## Written instruction
Restate the records that follow word for word; no pictures should appear.

## Record set
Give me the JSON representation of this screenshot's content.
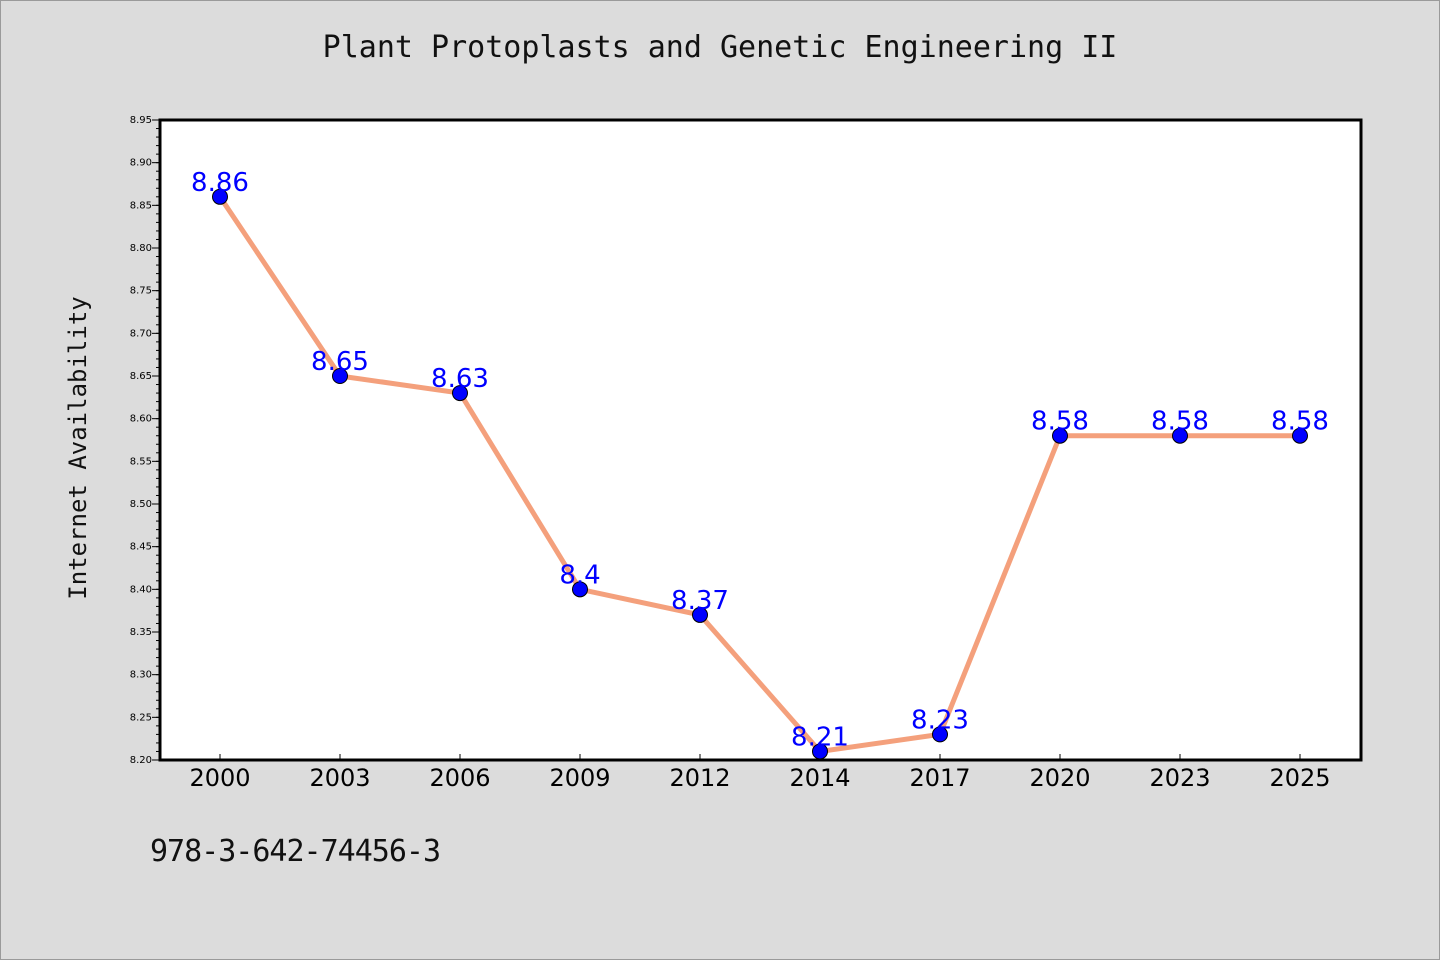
{
  "page": {
    "footer_code": "978-3-642-74456-3"
  },
  "colors": {
    "background": "#dcdcdc",
    "plot_background": "#ffffff",
    "line": "#f4a07c",
    "marker": "#0000ff",
    "data_label": "#0000ff"
  },
  "chart_data": {
    "type": "line",
    "title": "Plant Protoplasts and Genetic Engineering II",
    "xlabel": "",
    "ylabel": "Internet Availability",
    "categories": [
      "2000",
      "2003",
      "2006",
      "2009",
      "2012",
      "2014",
      "2017",
      "2020",
      "2023",
      "2025"
    ],
    "series": [
      {
        "values": [
          8.86,
          8.65,
          8.63,
          8.4,
          8.37,
          8.21,
          8.23,
          8.58,
          8.58,
          8.58
        ],
        "labels": [
          "8.86",
          "8.65",
          "8.63",
          "8.4",
          "8.37",
          "8.21",
          "8.23",
          "8.58",
          "8.58",
          "8.58"
        ]
      }
    ],
    "ylim": [
      8.2,
      8.95
    ],
    "yticks": [
      "8.20",
      "8.25",
      "8.30",
      "8.35",
      "8.40",
      "8.45",
      "8.50",
      "8.55",
      "8.60",
      "8.65",
      "8.70",
      "8.75",
      "8.80",
      "8.85",
      "8.90",
      "8.95"
    ],
    "grid": false,
    "legend": "none"
  }
}
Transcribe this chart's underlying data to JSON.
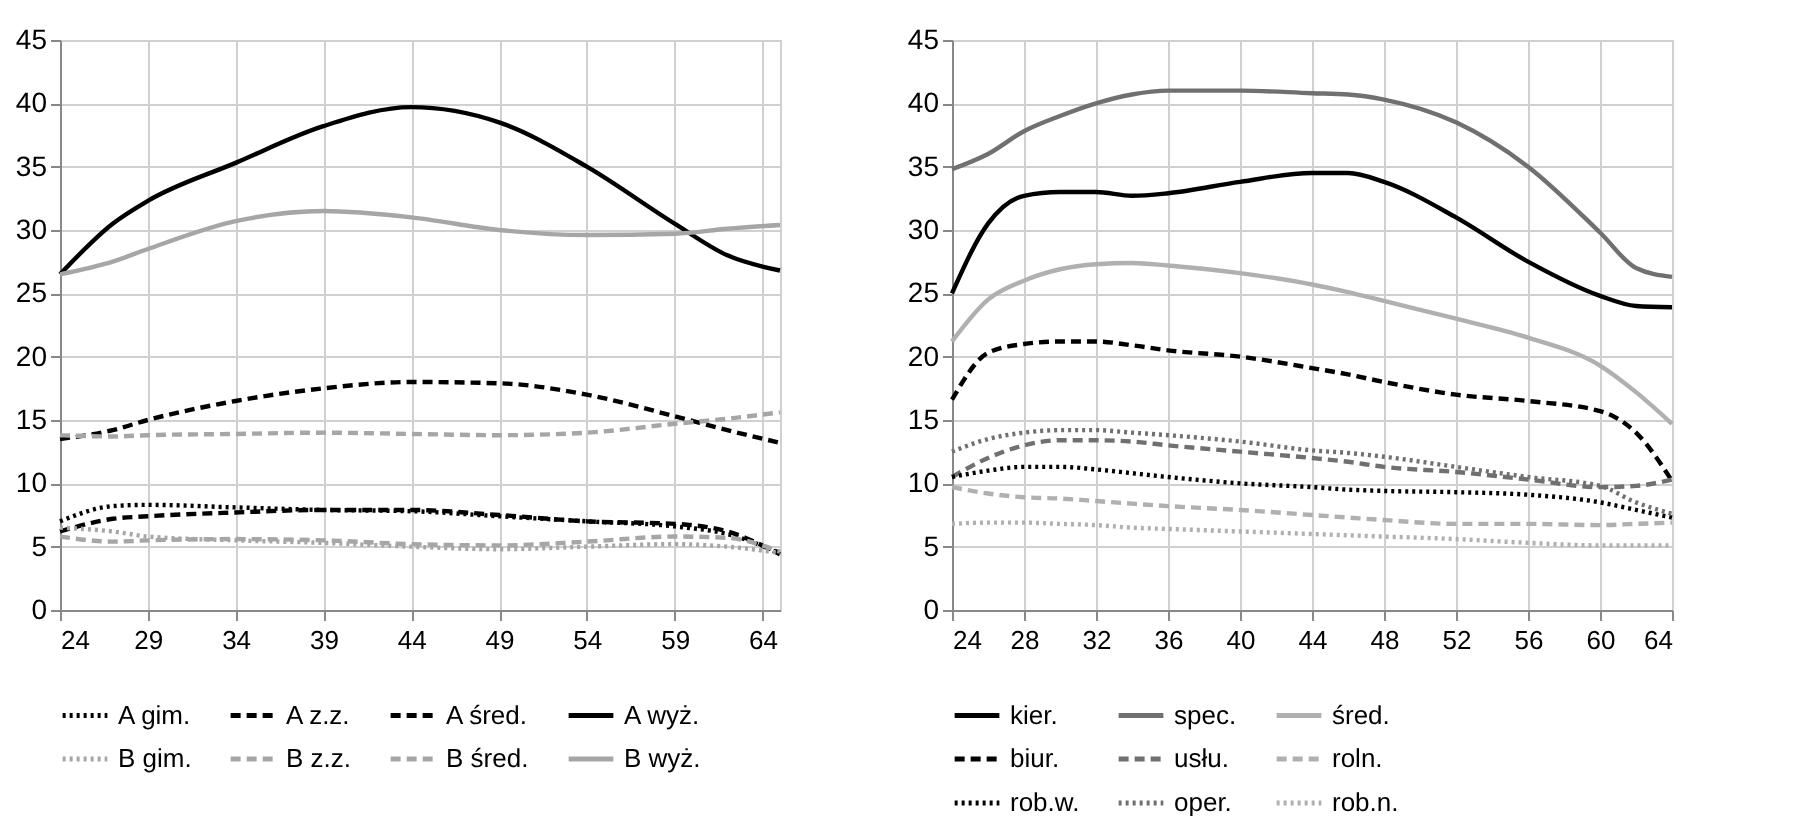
{
  "chart_data": [
    {
      "type": "line",
      "x": [
        24,
        27,
        29,
        34,
        39,
        44,
        49,
        54,
        59,
        62,
        65
      ],
      "xlim": [
        24,
        65
      ],
      "xticks": [
        24,
        29,
        34,
        39,
        44,
        49,
        54,
        59,
        64
      ],
      "ylim": [
        0,
        45
      ],
      "yticks": [
        0,
        5,
        10,
        15,
        20,
        25,
        30,
        35,
        40,
        45
      ],
      "grid": true,
      "legend": "bottom",
      "series": [
        {
          "name": "A gim.",
          "color": "#000000",
          "line_style": "dotted",
          "values": [
            7,
            8.2,
            8.3,
            8.1,
            7.9,
            7.8,
            7.4,
            7,
            6.6,
            6,
            4.5
          ]
        },
        {
          "name": "A z.z.",
          "color": "#000000",
          "line_style": "dashed",
          "values": [
            6.2,
            7.2,
            7.4,
            7.7,
            7.9,
            7.9,
            7.5,
            7,
            6.8,
            6.2,
            4.4
          ]
        },
        {
          "name": "A śred.",
          "color": "#000000",
          "line_style": "dashed",
          "values": [
            13.5,
            14.2,
            15,
            16.5,
            17.5,
            18,
            17.9,
            17,
            15.3,
            14.2,
            13.2
          ]
        },
        {
          "name": "A wyż.",
          "color": "#000000",
          "line_style": "solid",
          "values": [
            26.5,
            30.5,
            32.3,
            35.3,
            38.2,
            39.7,
            38.5,
            35,
            30.5,
            28,
            26.8
          ]
        },
        {
          "name": "B gim.",
          "color": "#a6a6a6",
          "line_style": "dotted",
          "values": [
            6.5,
            6.2,
            5.8,
            5.5,
            5.3,
            5,
            4.8,
            5,
            5.2,
            5,
            4.5
          ]
        },
        {
          "name": "B z.z.",
          "color": "#a6a6a6",
          "line_style": "dashed",
          "values": [
            5.8,
            5.4,
            5.5,
            5.6,
            5.5,
            5.2,
            5.1,
            5.4,
            5.8,
            5.7,
            4.6
          ]
        },
        {
          "name": "B śred.",
          "color": "#a6a6a6",
          "line_style": "dashed",
          "values": [
            13.8,
            13.7,
            13.8,
            13.9,
            14,
            13.9,
            13.8,
            14,
            14.7,
            15.1,
            15.6
          ]
        },
        {
          "name": "B wyż.",
          "color": "#a6a6a6",
          "line_style": "solid",
          "values": [
            26.5,
            27.5,
            28.5,
            30.7,
            31.5,
            31,
            30,
            29.6,
            29.7,
            30.1,
            30.4
          ]
        }
      ]
    },
    {
      "type": "line",
      "x": [
        24,
        26,
        28,
        30,
        32,
        34,
        36,
        40,
        44,
        46,
        48,
        52,
        56,
        60,
        62,
        64
      ],
      "xlim": [
        24,
        64
      ],
      "xticks": [
        24,
        28,
        32,
        36,
        40,
        44,
        48,
        52,
        56,
        60,
        64
      ],
      "ylim": [
        0,
        45
      ],
      "yticks": [
        0,
        5,
        10,
        15,
        20,
        25,
        30,
        35,
        40,
        45
      ],
      "grid": true,
      "legend": "bottom",
      "series": [
        {
          "name": "kier.",
          "color": "#000000",
          "line_style": "solid",
          "values": [
            25,
            30.5,
            32.7,
            33,
            33,
            32.7,
            32.9,
            33.8,
            34.5,
            34.5,
            33.8,
            31,
            27.5,
            24.8,
            24,
            23.9
          ]
        },
        {
          "name": "spec.",
          "color": "#707070",
          "line_style": "solid",
          "values": [
            34.8,
            36,
            37.8,
            39,
            40,
            40.7,
            41,
            41,
            40.8,
            40.7,
            40.3,
            38.5,
            35,
            29.8,
            27,
            26.3
          ]
        },
        {
          "name": "śred.",
          "color": "#b0b0b0",
          "line_style": "solid",
          "values": [
            21.2,
            24.5,
            26,
            26.9,
            27.3,
            27.4,
            27.2,
            26.6,
            25.7,
            25.1,
            24.4,
            23,
            21.5,
            19.3,
            17.2,
            14.7
          ]
        },
        {
          "name": "biur.",
          "color": "#000000",
          "line_style": "dashed",
          "values": [
            16.6,
            20.3,
            21,
            21.2,
            21.2,
            20.9,
            20.5,
            20,
            19.1,
            18.6,
            18,
            17,
            16.5,
            15.7,
            14,
            10.2
          ]
        },
        {
          "name": "usłu.",
          "color": "#707070",
          "line_style": "dashed",
          "values": [
            10.5,
            12,
            13,
            13.4,
            13.4,
            13.3,
            13,
            12.5,
            12,
            11.7,
            11.3,
            10.9,
            10.3,
            9.7,
            9.8,
            10.3
          ]
        },
        {
          "name": "roln.",
          "color": "#b0b0b0",
          "line_style": "dashed",
          "values": [
            9.7,
            9.2,
            8.9,
            8.8,
            8.6,
            8.4,
            8.2,
            7.9,
            7.5,
            7.3,
            7.1,
            6.8,
            6.8,
            6.7,
            6.8,
            6.9
          ]
        },
        {
          "name": "rob.w.",
          "color": "#000000",
          "line_style": "dotted",
          "values": [
            10.5,
            11,
            11.3,
            11.3,
            11.1,
            10.8,
            10.5,
            10,
            9.7,
            9.5,
            9.4,
            9.3,
            9.1,
            8.5,
            7.9,
            7.3
          ]
        },
        {
          "name": "oper.",
          "color": "#707070",
          "line_style": "dotted",
          "values": [
            12.5,
            13.5,
            14,
            14.2,
            14.2,
            14,
            13.8,
            13.3,
            12.6,
            12.4,
            12.1,
            11.3,
            10.5,
            9.8,
            8.5,
            7.6
          ]
        },
        {
          "name": "rob.n.",
          "color": "#b0b0b0",
          "line_style": "dotted",
          "values": [
            6.8,
            6.9,
            6.9,
            6.8,
            6.7,
            6.5,
            6.4,
            6.2,
            6,
            5.9,
            5.8,
            5.6,
            5.3,
            5.1,
            5.1,
            5.1
          ]
        }
      ]
    }
  ]
}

## Solution to this exercise
Give me the JSON representation of this screenshot's content.
{
  "page": {
    "footer_code": "978-3-642-74456-3"
  },
  "colors": {
    "background": "#dcdcdc",
    "plot_background": "#ffffff",
    "line": "#f4a07c",
    "marker": "#0000ff",
    "data_label": "#0000ff"
  },
  "chart_data": {
    "type": "line",
    "title": "Plant Protoplasts and Genetic Engineering II",
    "xlabel": "",
    "ylabel": "Internet Availability",
    "categories": [
      "2000",
      "2003",
      "2006",
      "2009",
      "2012",
      "2014",
      "2017",
      "2020",
      "2023",
      "2025"
    ],
    "series": [
      {
        "values": [
          8.86,
          8.65,
          8.63,
          8.4,
          8.37,
          8.21,
          8.23,
          8.58,
          8.58,
          8.58
        ],
        "labels": [
          "8.86",
          "8.65",
          "8.63",
          "8.4",
          "8.37",
          "8.21",
          "8.23",
          "8.58",
          "8.58",
          "8.58"
        ]
      }
    ],
    "ylim": [
      8.2,
      8.95
    ],
    "yticks": [
      "8.20",
      "8.25",
      "8.30",
      "8.35",
      "8.40",
      "8.45",
      "8.50",
      "8.55",
      "8.60",
      "8.65",
      "8.70",
      "8.75",
      "8.80",
      "8.85",
      "8.90",
      "8.95"
    ],
    "grid": false,
    "legend": "none"
  }
}
Transcribe this chart's underlying data to JSON.
{
  "chart_data": [
    {
      "type": "line",
      "x": [
        24,
        27,
        29,
        34,
        39,
        44,
        49,
        54,
        59,
        62,
        65
      ],
      "xlim": [
        24,
        65
      ],
      "xticks": [
        24,
        29,
        34,
        39,
        44,
        49,
        54,
        59,
        64
      ],
      "ylim": [
        0,
        45
      ],
      "yticks": [
        0,
        5,
        10,
        15,
        20,
        25,
        30,
        35,
        40,
        45
      ],
      "grid": true,
      "legend": "bottom",
      "series": [
        {
          "name": "A gim.",
          "color": "#000000",
          "line_style": "dotted",
          "values": [
            7,
            8.2,
            8.3,
            8.1,
            7.9,
            7.8,
            7.4,
            7,
            6.6,
            6,
            4.5
          ]
        },
        {
          "name": "A z.z.",
          "color": "#000000",
          "line_style": "dashed",
          "values": [
            6.2,
            7.2,
            7.4,
            7.7,
            7.9,
            7.9,
            7.5,
            7,
            6.8,
            6.2,
            4.4
          ]
        },
        {
          "name": "A śred.",
          "color": "#000000",
          "line_style": "dashed",
          "values": [
            13.5,
            14.2,
            15,
            16.5,
            17.5,
            18,
            17.9,
            17,
            15.3,
            14.2,
            13.2
          ]
        },
        {
          "name": "A wyż.",
          "color": "#000000",
          "line_style": "solid",
          "values": [
            26.5,
            30.5,
            32.3,
            35.3,
            38.2,
            39.7,
            38.5,
            35,
            30.5,
            28,
            26.8
          ]
        },
        {
          "name": "B gim.",
          "color": "#a6a6a6",
          "line_style": "dotted",
          "values": [
            6.5,
            6.2,
            5.8,
            5.5,
            5.3,
            5,
            4.8,
            5,
            5.2,
            5,
            4.5
          ]
        },
        {
          "name": "B z.z.",
          "color": "#a6a6a6",
          "line_style": "dashed",
          "values": [
            5.8,
            5.4,
            5.5,
            5.6,
            5.5,
            5.2,
            5.1,
            5.4,
            5.8,
            5.7,
            4.6
          ]
        },
        {
          "name": "B śred.",
          "color": "#a6a6a6",
          "line_style": "dashed",
          "values": [
            13.8,
            13.7,
            13.8,
            13.9,
            14,
            13.9,
            13.8,
            14,
            14.7,
            15.1,
            15.6
          ]
        },
        {
          "name": "B wyż.",
          "color": "#a6a6a6",
          "line_style": "solid",
          "values": [
            26.5,
            27.5,
            28.5,
            30.7,
            31.5,
            31,
            30,
            29.6,
            29.7,
            30.1,
            30.4
          ]
        }
      ]
    },
    {
      "type": "line",
      "x": [
        24,
        26,
        28,
        30,
        32,
        34,
        36,
        40,
        44,
        46,
        48,
        52,
        56,
        60,
        62,
        64
      ],
      "xlim": [
        24,
        64
      ],
      "xticks": [
        24,
        28,
        32,
        36,
        40,
        44,
        48,
        52,
        56,
        60,
        64
      ],
      "ylim": [
        0,
        45
      ],
      "yticks": [
        0,
        5,
        10,
        15,
        20,
        25,
        30,
        35,
        40,
        45
      ],
      "grid": true,
      "legend": "bottom",
      "series": [
        {
          "name": "kier.",
          "color": "#000000",
          "line_style": "solid",
          "values": [
            25,
            30.5,
            32.7,
            33,
            33,
            32.7,
            32.9,
            33.8,
            34.5,
            34.5,
            33.8,
            31,
            27.5,
            24.8,
            24,
            23.9
          ]
        },
        {
          "name": "spec.",
          "color": "#707070",
          "line_style": "solid",
          "values": [
            34.8,
            36,
            37.8,
            39,
            40,
            40.7,
            41,
            41,
            40.8,
            40.7,
            40.3,
            38.5,
            35,
            29.8,
            27,
            26.3
          ]
        },
        {
          "name": "śred.",
          "color": "#b0b0b0",
          "line_style": "solid",
          "values": [
            21.2,
            24.5,
            26,
            26.9,
            27.3,
            27.4,
            27.2,
            26.6,
            25.7,
            25.1,
            24.4,
            23,
            21.5,
            19.3,
            17.2,
            14.7
          ]
        },
        {
          "name": "biur.",
          "color": "#000000",
          "line_style": "dashed",
          "values": [
            16.6,
            20.3,
            21,
            21.2,
            21.2,
            20.9,
            20.5,
            20,
            19.1,
            18.6,
            18,
            17,
            16.5,
            15.7,
            14,
            10.2
          ]
        },
        {
          "name": "usłu.",
          "color": "#707070",
          "line_style": "dashed",
          "values": [
            10.5,
            12,
            13,
            13.4,
            13.4,
            13.3,
            13,
            12.5,
            12,
            11.7,
            11.3,
            10.9,
            10.3,
            9.7,
            9.8,
            10.3
          ]
        },
        {
          "name": "roln.",
          "color": "#b0b0b0",
          "line_style": "dashed",
          "values": [
            9.7,
            9.2,
            8.9,
            8.8,
            8.6,
            8.4,
            8.2,
            7.9,
            7.5,
            7.3,
            7.1,
            6.8,
            6.8,
            6.7,
            6.8,
            6.9
          ]
        },
        {
          "name": "rob.w.",
          "color": "#000000",
          "line_style": "dotted",
          "values": [
            10.5,
            11,
            11.3,
            11.3,
            11.1,
            10.8,
            10.5,
            10,
            9.7,
            9.5,
            9.4,
            9.3,
            9.1,
            8.5,
            7.9,
            7.3
          ]
        },
        {
          "name": "oper.",
          "color": "#707070",
          "line_style": "dotted",
          "values": [
            12.5,
            13.5,
            14,
            14.2,
            14.2,
            14,
            13.8,
            13.3,
            12.6,
            12.4,
            12.1,
            11.3,
            10.5,
            9.8,
            8.5,
            7.6
          ]
        },
        {
          "name": "rob.n.",
          "color": "#b0b0b0",
          "line_style": "dotted",
          "values": [
            6.8,
            6.9,
            6.9,
            6.8,
            6.7,
            6.5,
            6.4,
            6.2,
            6,
            5.9,
            5.8,
            5.6,
            5.3,
            5.1,
            5.1,
            5.1
          ]
        }
      ]
    }
  ]
}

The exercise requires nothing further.